### Requirements
1 - In the Tetris article, rewrite the passage starting at "The Nintendo DS" and ending at "it can get.", replacing "gimmick" with "novelty".
2 - Does the Tetris article support each statement below? Answer yes or no for each, and quote the words from the article that decide it.
(a) Tetris was first released on the Nintendo DS.
(b) The 3D version changes the basic rules of Tetris.
(c) The 3D feature is described as a bit of a gimmick.
3 - Can you turn the paragraph in the Tetris article that begins "Tetris is Tetris" into a short bulleted list that keeps its main facts?

### Page excerpt
## START
Tetris is one of the most recognizable Nintendo games on the market, and it has been ever since its release on the original Gameboy. Often imitated but never duplicated, this block building game has achieved a near cult status throughout the world. However, you've never really played Tetris until you've played it in 3D.

The Nintendo DS is one of the big handheld game systems that has taken the baton from the old fashioned Gameboy. Still portable, but with a slightly bulkier design, the latest version allows players to enjoy Tetris in 3D. While it is a bit of a gimmick, it does add an extra something to the Tetris experience. A touch of depth as players build blocks and try to make sure that every row is as complete as it can get.

Additional Modes and Features

Tetris is Tetris, there's no two ways about it. Players stack blocks and try to make complete rows, which then vanish. The pieces come faster and faster until, eventually, the screen fills up and the game is over. However, Tetris 3DS does offer players some new ways to play the game, even if it doesn't change the rules of Tetris all by itself.
## END
### Source excerpt
## START
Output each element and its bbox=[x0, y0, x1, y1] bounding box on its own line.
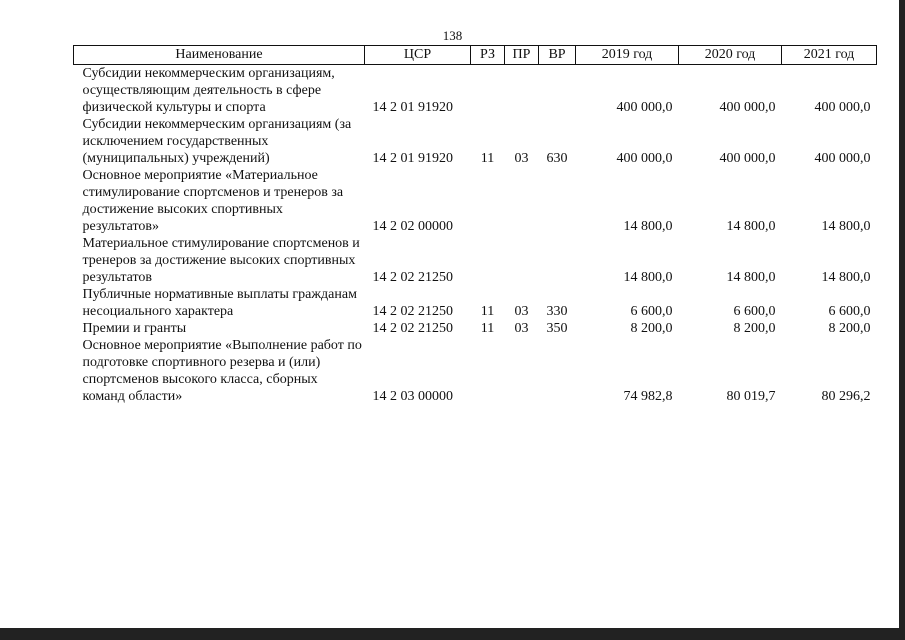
## END
### Expected results
1 -
The Nintendo DS is one of the big handheld game systems that has taken the baton from the old fashioned Gameboy. Still portable, but with a slightly bulkier design, the latest version allows players to enjoy Tetris in 3D. While it is a bit of a novelty, it does add an extra something to the Tetris experience. A touch of depth as players build blocks and try to make sure that every row is as complete as it can get.

2 -
(a) No: "ever since its release on the original Gameboy"
(b) No: "even if it doesn't change the rules of Tetris all by itself"
(c) Yes: "While it is a bit of a gimmick"

3 -
- Players stack blocks to make complete rows, which then vanish.
- The pieces come faster and faster until the screen fills up and the game ends.
- Tetris 3DS offers some new ways to play.
- It doesn't change the rules of Tetris by itself.